- _WHAT YOU SHOULD DO_: Pull out every line with the word "true".

- _TASK INPUT_:
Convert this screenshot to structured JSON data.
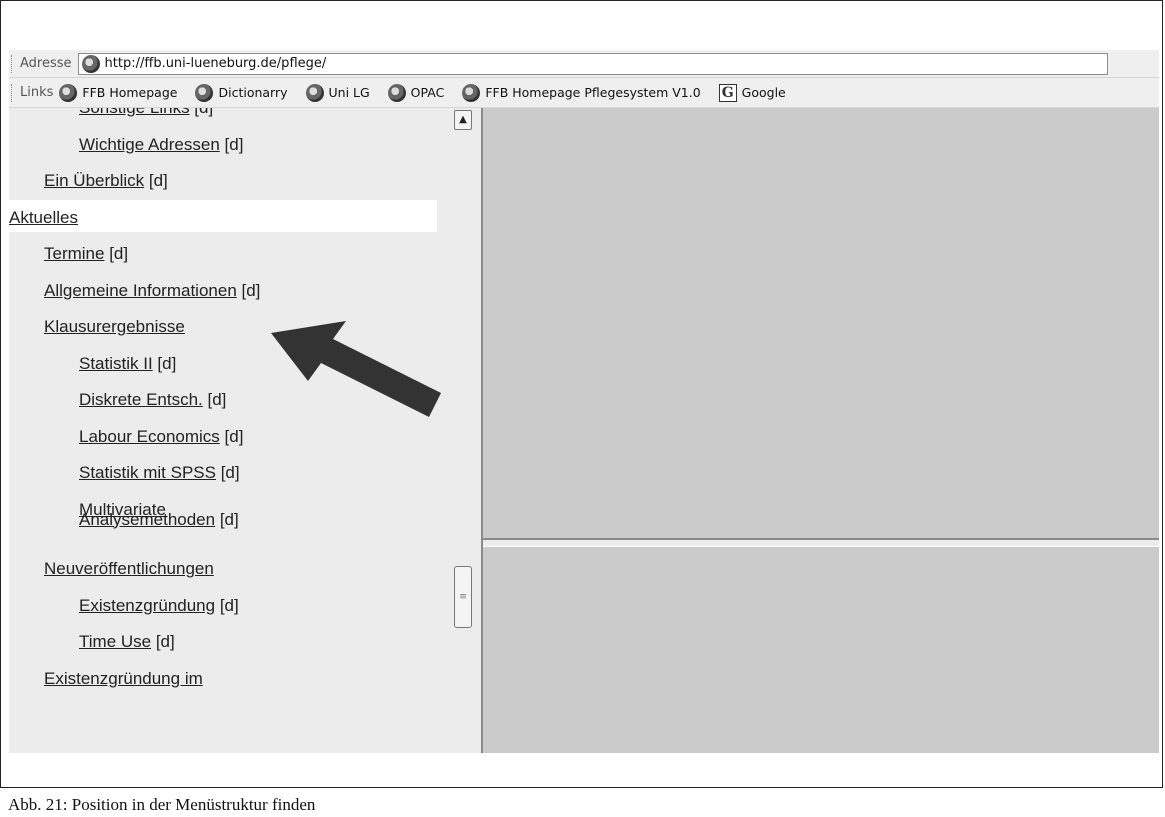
{
  "address_bar": {
    "label": "Adresse",
    "url": "http://ffb.uni-lueneburg.de/pflege/"
  },
  "links_bar": {
    "label": "Links",
    "items": [
      {
        "label": "FFB Homepage",
        "icon": "ie-icon"
      },
      {
        "label": "Dictionarry",
        "icon": "ie-icon"
      },
      {
        "label": "Uni LG",
        "icon": "ie-icon"
      },
      {
        "label": "OPAC",
        "icon": "ie-icon"
      },
      {
        "label": "FFB Homepage Pflegesystem V1.0",
        "icon": "ie-icon"
      },
      {
        "label": "Google",
        "icon": "google-icon"
      }
    ]
  },
  "nav": {
    "items": [
      {
        "label": "Sonstige Links",
        "suffix": " [d]",
        "level": 2,
        "clipped": true
      },
      {
        "label": "Wichtige Adressen",
        "suffix": " [d]",
        "level": 2
      },
      {
        "label": "Ein Überblick",
        "suffix": " [d]",
        "level": 1
      },
      {
        "label": "Aktuelles",
        "suffix": "",
        "level": 0,
        "active": true
      },
      {
        "label": "Termine",
        "suffix": " [d]",
        "level": 1
      },
      {
        "label": "Allgemeine Informationen",
        "suffix": " [d]",
        "level": 1
      },
      {
        "label": "Klausurergebnisse",
        "suffix": "",
        "level": 1
      },
      {
        "label": "Statistik II",
        "suffix": " [d]",
        "level": 2
      },
      {
        "label": "Diskrete Entsch.",
        "suffix": " [d]",
        "level": 2
      },
      {
        "label": "Labour Economics",
        "suffix": " [d]",
        "level": 2
      },
      {
        "label": "Statistik mit SPSS",
        "suffix": " [d]",
        "level": 2
      },
      {
        "label": "Multivariate",
        "suffix": "",
        "level": 2,
        "continued": true
      },
      {
        "label": "Analysemethoden",
        "suffix": " [d]",
        "level": 2
      },
      {
        "label": "Neuveröffentlichungen",
        "suffix": "",
        "level": 1
      },
      {
        "label": "Existenzgründung",
        "suffix": " [d]",
        "level": 2
      },
      {
        "label": "Time Use",
        "suffix": " [d]",
        "level": 2
      },
      {
        "label": "Existenzgründung im",
        "suffix": "",
        "level": 1,
        "clipped": true
      }
    ]
  },
  "caption": "Abb. 21: Position in der Menüstruktur finden",
  "colors": {
    "arrow": "#333333",
    "frame_bg": "#cbcbcb",
    "menu_bg": "#ececec"
  }
}
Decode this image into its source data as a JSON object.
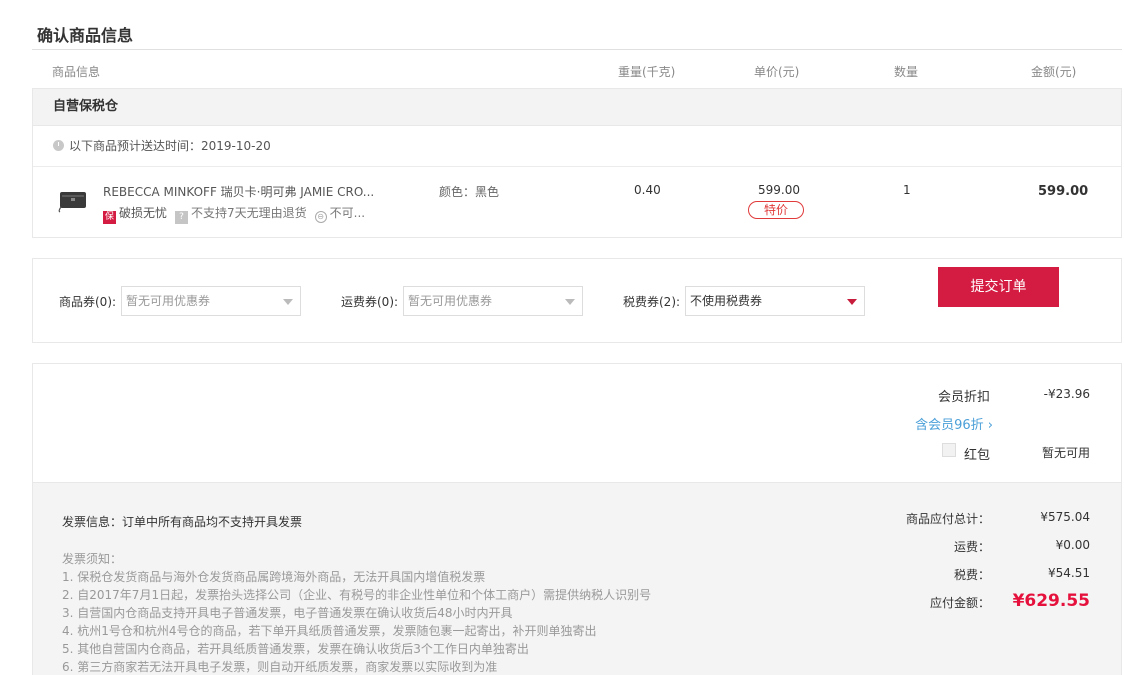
{
  "page_title": "确认商品信息",
  "columns": {
    "info": "商品信息",
    "weight": "重量(千克)",
    "unit_price": "单价(元)",
    "quantity": "数量",
    "amount": "金额(元)"
  },
  "warehouse": {
    "name": "自营保税仓",
    "delivery_text": "以下商品预计送达时间：2019-10-20",
    "item": {
      "name": "REBECCA MINKOFF 瑞贝卡·明可弗 JAMIE CRO...",
      "tag_bao_icon": "保",
      "tag_damage": "破损无忧",
      "tag_q_icon": "?",
      "tag_return": "不支持7天无理由退货",
      "tag_circle_icon": "⊖",
      "tag_more": "不可...",
      "color": "颜色：黑色",
      "weight": "0.40",
      "unit_price": "599.00",
      "special": "特价",
      "quantity": "1",
      "amount": "599.00"
    }
  },
  "coupons": {
    "goods": {
      "label": "商品券(0):",
      "value": "暂无可用优惠券"
    },
    "shipping": {
      "label": "运费券(0):",
      "value": "暂无可用优惠券"
    },
    "tax": {
      "label": "税费券(2):",
      "value": "不使用税费券"
    }
  },
  "discounts": {
    "member_label": "会员折扣",
    "member_value": "-¥23.96",
    "vip_link": "含会员96折 ›",
    "redpacket_label": "红包",
    "redpacket_value": "暂无可用"
  },
  "invoice": {
    "info": "发票信息：订单中所有商品均不支持开具发票",
    "notes_title": "发票须知：",
    "notes": [
      "1. 保税仓发货商品与海外仓发货商品属跨境海外商品，无法开具国内增值税发票",
      "2. 自2017年7月1日起，发票抬头选择公司（企业、有税号的非企业性单位和个体工商户）需提供纳税人识别号",
      "3. 自营国内仓商品支持开具电子普通发票，电子普通发票在确认收货后48小时内开具",
      "4. 杭州1号仓和杭州4号仓的商品，若下单开具纸质普通发票，发票随包裹一起寄出，补开则单独寄出",
      "5. 其他自营国内仓商品，若开具纸质普通发票，发票在确认收货后3个工作日内单独寄出",
      "6. 第三方商家若无法开具电子发票，则自动开纸质发票，商家发票以实际收到为准"
    ]
  },
  "totals": {
    "goods_label": "商品应付总计：",
    "goods_value": "¥575.04",
    "shipping_label": "运费：",
    "shipping_value": "¥0.00",
    "tax_label": "税费：",
    "tax_value": "¥54.51",
    "payable_label": "应付金额：",
    "payable_value": "¥629.55"
  },
  "submit_label": "提交订单",
  "colors": {
    "accent": "#d41c42",
    "price_red": "#e5113c",
    "link_blue": "#4a9fd8"
  }
}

- _ANSWER TO THE EXERCISE_:
        "clipped": true
        "active": true
        "continued": true
        "clipped": true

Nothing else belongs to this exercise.